• Instruction:
Read through the data and report every line in which the word "viewing" occurs.

• Material provided:
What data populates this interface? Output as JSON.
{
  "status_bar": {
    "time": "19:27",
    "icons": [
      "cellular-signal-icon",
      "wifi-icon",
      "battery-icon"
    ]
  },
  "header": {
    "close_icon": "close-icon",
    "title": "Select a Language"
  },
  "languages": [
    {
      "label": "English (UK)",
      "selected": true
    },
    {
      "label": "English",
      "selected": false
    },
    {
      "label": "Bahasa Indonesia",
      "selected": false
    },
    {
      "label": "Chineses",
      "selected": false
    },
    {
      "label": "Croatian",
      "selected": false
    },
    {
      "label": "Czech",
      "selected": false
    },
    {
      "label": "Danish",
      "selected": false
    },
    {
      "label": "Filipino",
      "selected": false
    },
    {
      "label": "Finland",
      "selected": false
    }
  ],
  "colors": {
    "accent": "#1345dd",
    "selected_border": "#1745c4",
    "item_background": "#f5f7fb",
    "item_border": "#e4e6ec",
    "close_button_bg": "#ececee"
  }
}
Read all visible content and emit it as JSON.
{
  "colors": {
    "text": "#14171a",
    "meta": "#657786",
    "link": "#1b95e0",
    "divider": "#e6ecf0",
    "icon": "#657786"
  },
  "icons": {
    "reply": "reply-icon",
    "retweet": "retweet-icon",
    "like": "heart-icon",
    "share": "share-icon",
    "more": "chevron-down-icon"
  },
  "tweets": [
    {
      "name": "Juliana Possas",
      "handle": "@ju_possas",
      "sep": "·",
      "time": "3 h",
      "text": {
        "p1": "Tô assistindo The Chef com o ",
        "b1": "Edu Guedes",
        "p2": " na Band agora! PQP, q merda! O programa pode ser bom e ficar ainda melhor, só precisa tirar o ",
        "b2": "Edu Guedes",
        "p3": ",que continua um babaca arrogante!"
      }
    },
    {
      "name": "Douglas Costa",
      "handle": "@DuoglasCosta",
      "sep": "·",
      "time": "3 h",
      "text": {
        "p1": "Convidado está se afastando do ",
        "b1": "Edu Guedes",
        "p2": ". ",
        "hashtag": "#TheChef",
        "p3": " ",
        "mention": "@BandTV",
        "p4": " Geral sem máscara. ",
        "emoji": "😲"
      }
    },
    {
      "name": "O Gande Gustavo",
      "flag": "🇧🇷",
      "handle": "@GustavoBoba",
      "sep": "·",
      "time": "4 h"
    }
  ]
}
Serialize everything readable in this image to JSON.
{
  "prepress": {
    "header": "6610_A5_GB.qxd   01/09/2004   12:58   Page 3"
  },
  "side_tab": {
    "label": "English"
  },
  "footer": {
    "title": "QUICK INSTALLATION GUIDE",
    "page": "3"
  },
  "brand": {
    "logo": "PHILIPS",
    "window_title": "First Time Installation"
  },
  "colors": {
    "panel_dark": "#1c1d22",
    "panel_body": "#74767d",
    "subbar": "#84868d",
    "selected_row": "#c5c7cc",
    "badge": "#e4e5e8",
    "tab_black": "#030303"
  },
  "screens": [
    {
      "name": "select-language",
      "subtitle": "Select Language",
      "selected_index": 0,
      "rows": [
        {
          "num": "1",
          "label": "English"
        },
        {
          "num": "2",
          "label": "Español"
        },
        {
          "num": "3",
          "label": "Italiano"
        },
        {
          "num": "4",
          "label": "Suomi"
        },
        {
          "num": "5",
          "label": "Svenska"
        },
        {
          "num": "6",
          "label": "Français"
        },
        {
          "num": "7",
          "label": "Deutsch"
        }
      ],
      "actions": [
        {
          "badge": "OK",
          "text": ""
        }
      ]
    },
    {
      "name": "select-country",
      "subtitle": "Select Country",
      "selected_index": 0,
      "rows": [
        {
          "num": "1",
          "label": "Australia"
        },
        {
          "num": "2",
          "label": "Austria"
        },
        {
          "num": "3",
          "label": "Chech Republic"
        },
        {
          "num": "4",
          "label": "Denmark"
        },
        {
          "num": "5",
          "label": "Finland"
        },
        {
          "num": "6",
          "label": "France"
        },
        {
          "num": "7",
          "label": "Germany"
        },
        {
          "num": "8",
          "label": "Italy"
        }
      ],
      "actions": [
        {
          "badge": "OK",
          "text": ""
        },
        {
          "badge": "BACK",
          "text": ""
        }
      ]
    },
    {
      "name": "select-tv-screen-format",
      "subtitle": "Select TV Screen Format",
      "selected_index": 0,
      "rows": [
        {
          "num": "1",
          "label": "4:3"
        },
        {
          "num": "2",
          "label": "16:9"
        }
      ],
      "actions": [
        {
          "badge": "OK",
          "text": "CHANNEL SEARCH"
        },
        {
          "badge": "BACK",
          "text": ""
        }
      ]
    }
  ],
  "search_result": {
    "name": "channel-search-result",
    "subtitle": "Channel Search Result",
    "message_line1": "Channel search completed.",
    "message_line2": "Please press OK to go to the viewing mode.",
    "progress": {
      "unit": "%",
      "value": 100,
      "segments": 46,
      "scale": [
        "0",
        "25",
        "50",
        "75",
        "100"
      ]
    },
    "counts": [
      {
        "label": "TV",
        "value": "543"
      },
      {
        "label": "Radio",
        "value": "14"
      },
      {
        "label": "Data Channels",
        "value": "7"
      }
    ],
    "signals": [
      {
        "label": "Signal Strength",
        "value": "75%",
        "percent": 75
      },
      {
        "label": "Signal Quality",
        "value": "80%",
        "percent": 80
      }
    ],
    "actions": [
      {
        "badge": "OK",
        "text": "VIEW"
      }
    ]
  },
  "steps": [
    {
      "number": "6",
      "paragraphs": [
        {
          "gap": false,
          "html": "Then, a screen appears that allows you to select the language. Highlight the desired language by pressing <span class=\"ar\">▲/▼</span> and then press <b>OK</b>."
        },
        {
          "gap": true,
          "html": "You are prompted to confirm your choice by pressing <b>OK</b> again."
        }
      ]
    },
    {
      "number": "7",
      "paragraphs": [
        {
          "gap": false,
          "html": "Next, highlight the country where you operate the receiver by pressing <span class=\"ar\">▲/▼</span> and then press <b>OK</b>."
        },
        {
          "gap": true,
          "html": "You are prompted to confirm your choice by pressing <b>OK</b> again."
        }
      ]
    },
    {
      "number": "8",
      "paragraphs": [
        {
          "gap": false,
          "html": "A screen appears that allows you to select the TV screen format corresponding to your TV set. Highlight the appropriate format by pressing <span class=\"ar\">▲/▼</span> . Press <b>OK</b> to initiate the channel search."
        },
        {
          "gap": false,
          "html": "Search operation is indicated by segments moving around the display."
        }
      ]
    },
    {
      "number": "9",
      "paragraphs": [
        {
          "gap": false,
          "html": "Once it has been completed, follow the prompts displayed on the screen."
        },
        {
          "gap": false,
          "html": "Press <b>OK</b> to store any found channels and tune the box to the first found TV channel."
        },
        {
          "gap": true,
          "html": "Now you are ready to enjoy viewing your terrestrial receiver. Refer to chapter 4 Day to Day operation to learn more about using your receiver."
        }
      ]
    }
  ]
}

• Task solution:
    "message_line2": "Please press OK to go to the viewing mode.",
          "html": "Now you are ready to enjoy viewing your terrestrial receiver. Refer to chapter 4 Day to Day operation to learn more about using your receiver."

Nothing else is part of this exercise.